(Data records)
____________________

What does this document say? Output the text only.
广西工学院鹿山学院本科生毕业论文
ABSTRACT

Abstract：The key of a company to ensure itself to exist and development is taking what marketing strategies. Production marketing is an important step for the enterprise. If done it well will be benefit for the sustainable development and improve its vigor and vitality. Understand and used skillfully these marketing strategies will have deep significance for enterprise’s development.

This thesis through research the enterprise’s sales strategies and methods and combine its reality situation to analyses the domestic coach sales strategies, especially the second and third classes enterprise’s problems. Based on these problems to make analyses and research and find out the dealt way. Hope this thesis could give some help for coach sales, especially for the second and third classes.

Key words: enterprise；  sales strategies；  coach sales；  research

____________________

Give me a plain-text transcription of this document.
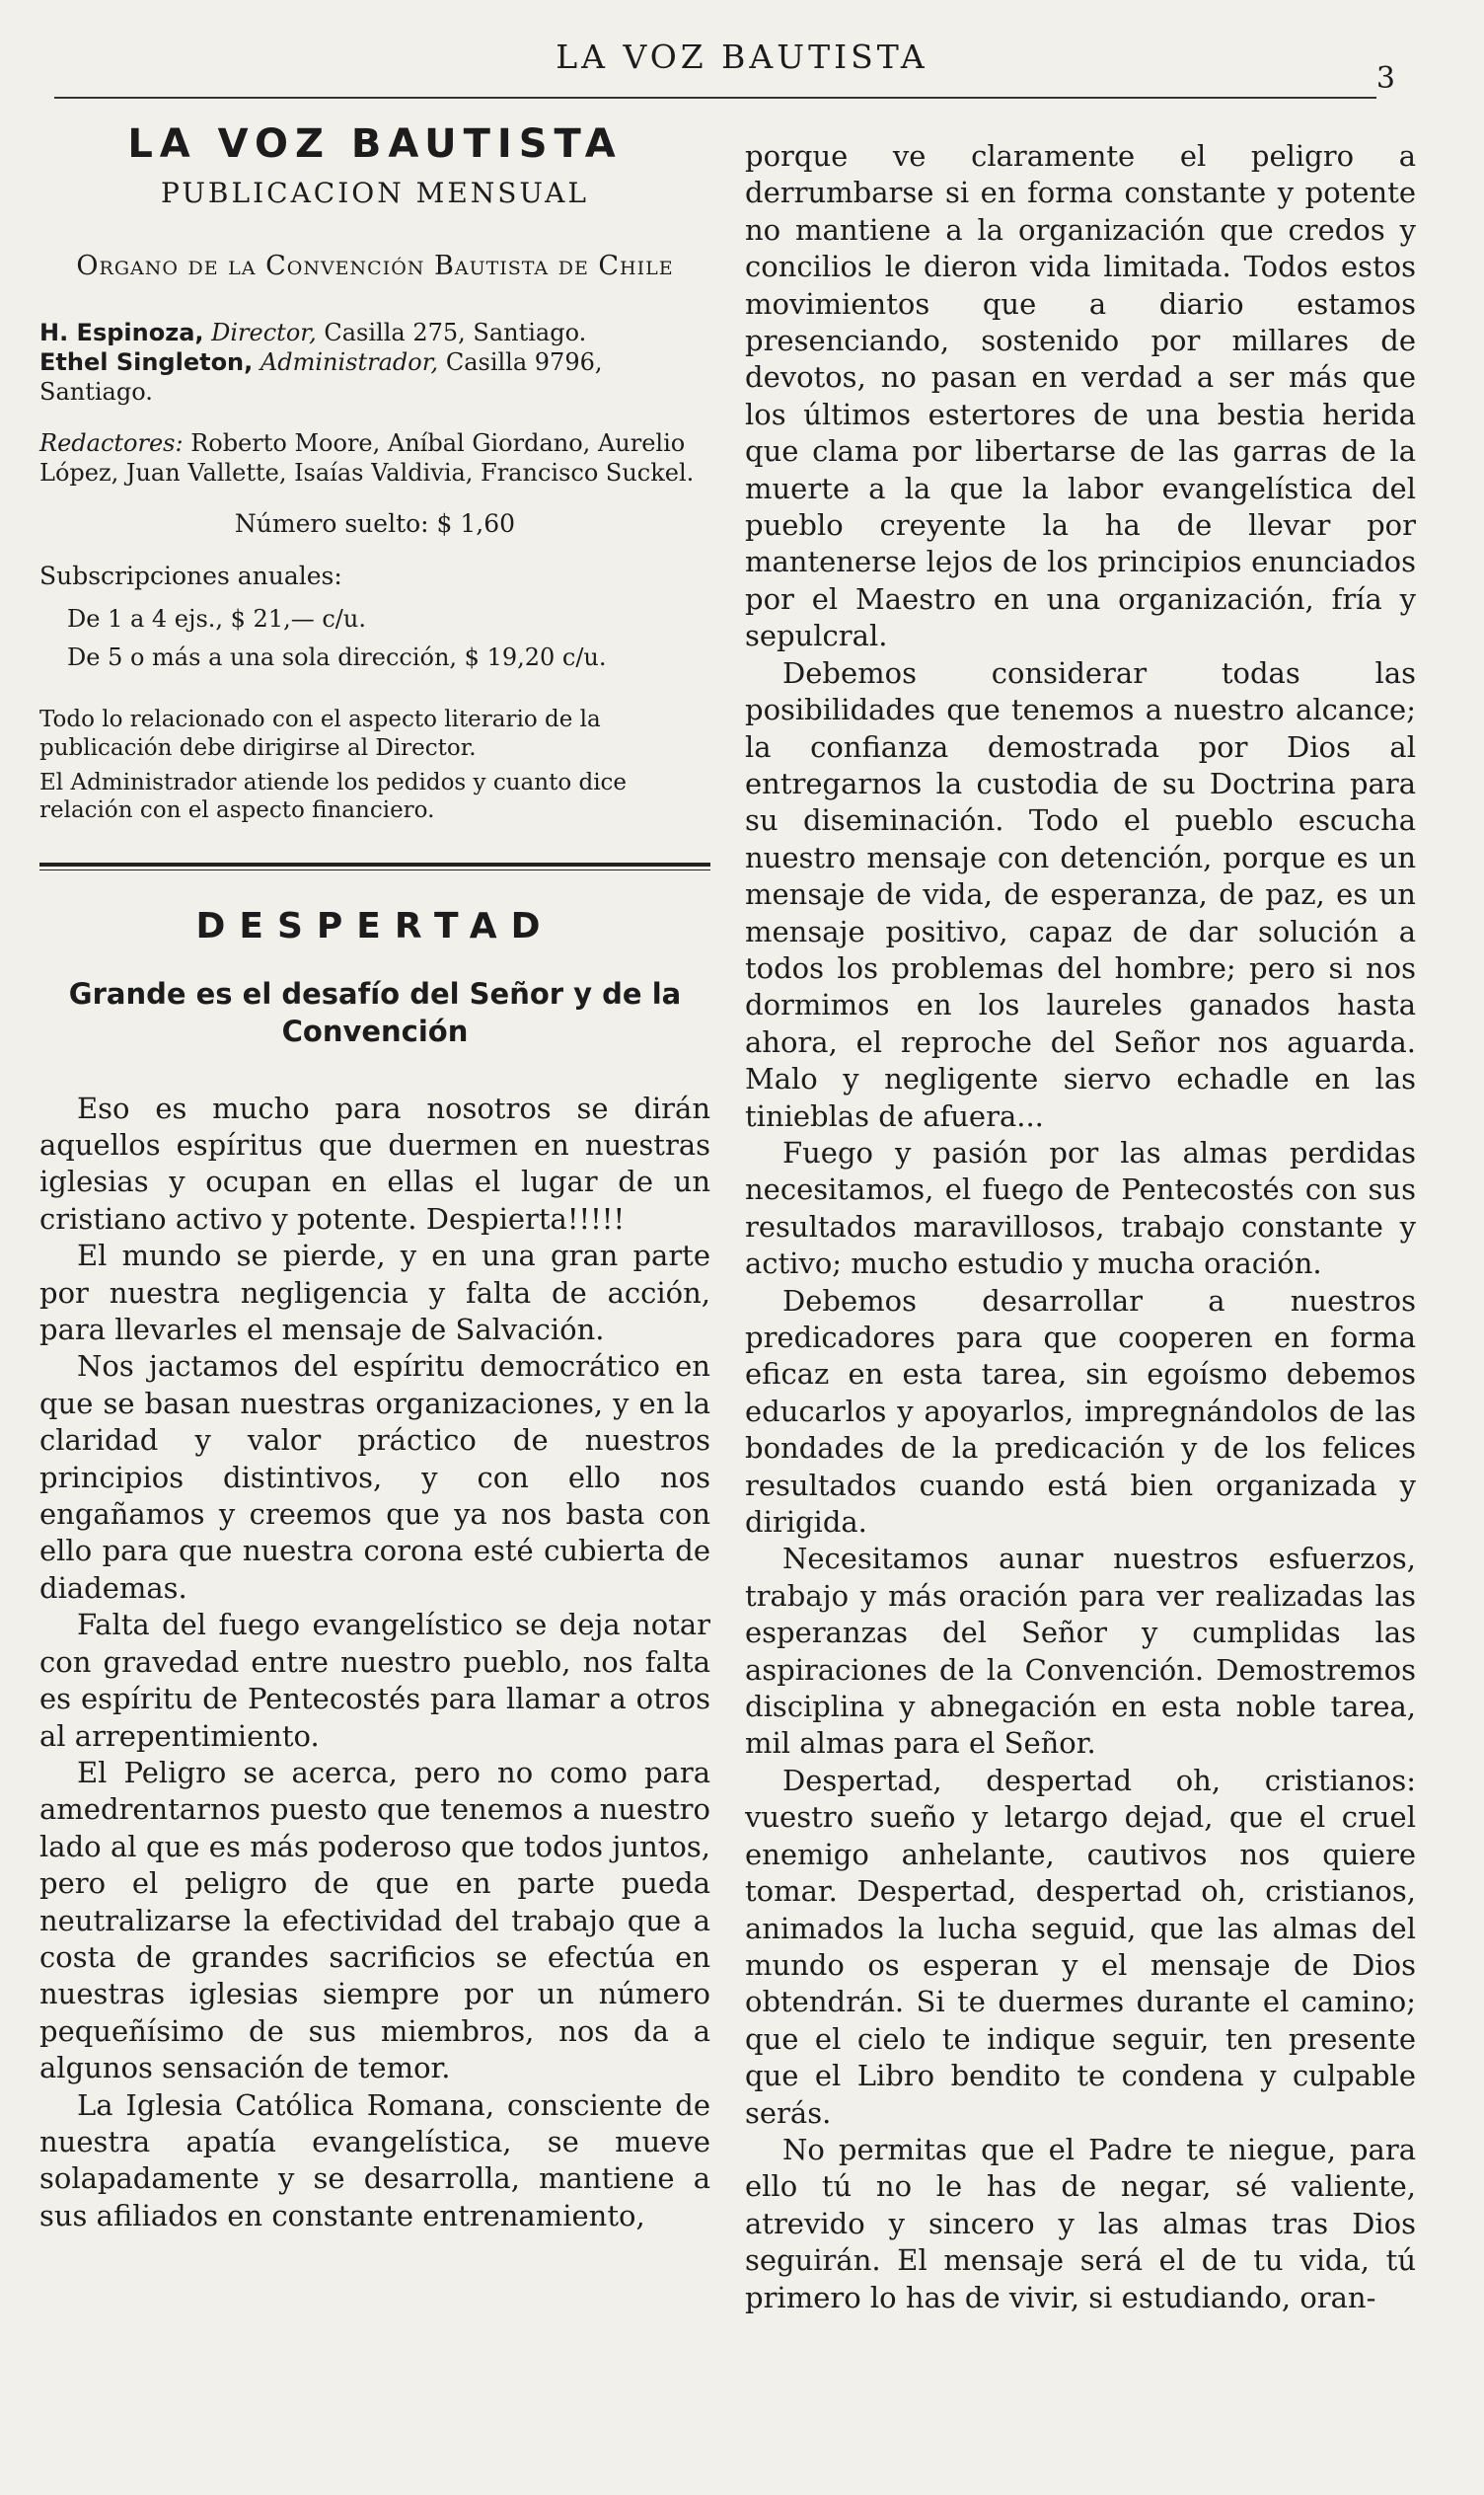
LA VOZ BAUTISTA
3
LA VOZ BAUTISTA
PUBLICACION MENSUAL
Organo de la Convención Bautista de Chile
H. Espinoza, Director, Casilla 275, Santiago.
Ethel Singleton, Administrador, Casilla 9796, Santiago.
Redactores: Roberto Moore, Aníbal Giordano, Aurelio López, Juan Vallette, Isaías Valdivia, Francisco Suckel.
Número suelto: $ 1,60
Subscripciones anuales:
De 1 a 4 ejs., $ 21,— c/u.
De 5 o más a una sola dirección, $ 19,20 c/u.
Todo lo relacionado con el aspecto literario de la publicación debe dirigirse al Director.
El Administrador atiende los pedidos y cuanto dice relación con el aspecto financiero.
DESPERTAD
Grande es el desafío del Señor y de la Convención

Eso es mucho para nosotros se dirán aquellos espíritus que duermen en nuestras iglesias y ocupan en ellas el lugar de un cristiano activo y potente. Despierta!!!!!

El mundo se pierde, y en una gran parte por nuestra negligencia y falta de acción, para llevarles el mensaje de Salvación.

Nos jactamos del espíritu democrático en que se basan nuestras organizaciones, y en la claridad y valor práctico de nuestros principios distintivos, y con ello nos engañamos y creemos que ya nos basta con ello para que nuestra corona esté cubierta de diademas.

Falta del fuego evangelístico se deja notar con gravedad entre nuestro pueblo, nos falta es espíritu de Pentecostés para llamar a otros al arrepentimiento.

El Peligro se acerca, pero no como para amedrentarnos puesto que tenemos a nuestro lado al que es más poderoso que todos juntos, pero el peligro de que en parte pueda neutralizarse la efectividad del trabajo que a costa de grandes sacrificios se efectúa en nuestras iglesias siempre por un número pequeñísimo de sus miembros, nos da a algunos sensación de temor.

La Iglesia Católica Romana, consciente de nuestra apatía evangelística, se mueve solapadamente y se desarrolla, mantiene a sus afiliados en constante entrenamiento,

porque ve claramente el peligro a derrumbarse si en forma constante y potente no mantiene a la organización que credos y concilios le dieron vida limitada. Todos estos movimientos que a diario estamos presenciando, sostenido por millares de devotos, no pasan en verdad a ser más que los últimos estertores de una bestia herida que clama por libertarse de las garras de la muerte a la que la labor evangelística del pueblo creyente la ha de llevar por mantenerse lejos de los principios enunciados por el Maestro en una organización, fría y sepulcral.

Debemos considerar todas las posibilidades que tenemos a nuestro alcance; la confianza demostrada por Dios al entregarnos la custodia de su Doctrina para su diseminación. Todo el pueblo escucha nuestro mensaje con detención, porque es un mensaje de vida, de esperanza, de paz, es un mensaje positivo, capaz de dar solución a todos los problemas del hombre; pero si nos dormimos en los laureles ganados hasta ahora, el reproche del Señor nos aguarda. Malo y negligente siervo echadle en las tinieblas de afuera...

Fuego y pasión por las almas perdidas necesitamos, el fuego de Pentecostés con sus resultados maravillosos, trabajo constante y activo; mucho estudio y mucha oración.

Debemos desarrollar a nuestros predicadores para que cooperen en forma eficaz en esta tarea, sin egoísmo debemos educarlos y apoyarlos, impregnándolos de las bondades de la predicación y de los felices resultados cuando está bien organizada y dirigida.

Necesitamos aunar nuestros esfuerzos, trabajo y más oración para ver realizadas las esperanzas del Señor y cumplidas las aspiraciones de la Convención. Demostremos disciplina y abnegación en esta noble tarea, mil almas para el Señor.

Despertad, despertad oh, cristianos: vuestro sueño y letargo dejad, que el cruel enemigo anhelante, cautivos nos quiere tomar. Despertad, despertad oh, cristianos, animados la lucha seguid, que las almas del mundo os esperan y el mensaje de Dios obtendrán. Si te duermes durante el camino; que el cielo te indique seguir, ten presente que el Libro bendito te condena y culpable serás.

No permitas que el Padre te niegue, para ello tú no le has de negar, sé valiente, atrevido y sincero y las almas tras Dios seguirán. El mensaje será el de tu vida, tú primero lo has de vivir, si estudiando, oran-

____________________

[WHAT YOU NEED TO DO] From the listing above, copy all lines holding the word "resultados".

[CORRECT RESULT]
Fuego y pasión por las almas perdidas necesitamos, el fuego de Pentecostés con sus resultados maravillosos, trabajo constante y activo; mucho estudio y mucha oración.
Debemos desarrollar a nuestros predicadores para que cooperen en forma eficaz en esta tarea, sin egoísmo debemos educarlos y apoyarlos, impregnándolos de las bondades de la predicación y de los felices resultados cuando está bien organizada y dirigida.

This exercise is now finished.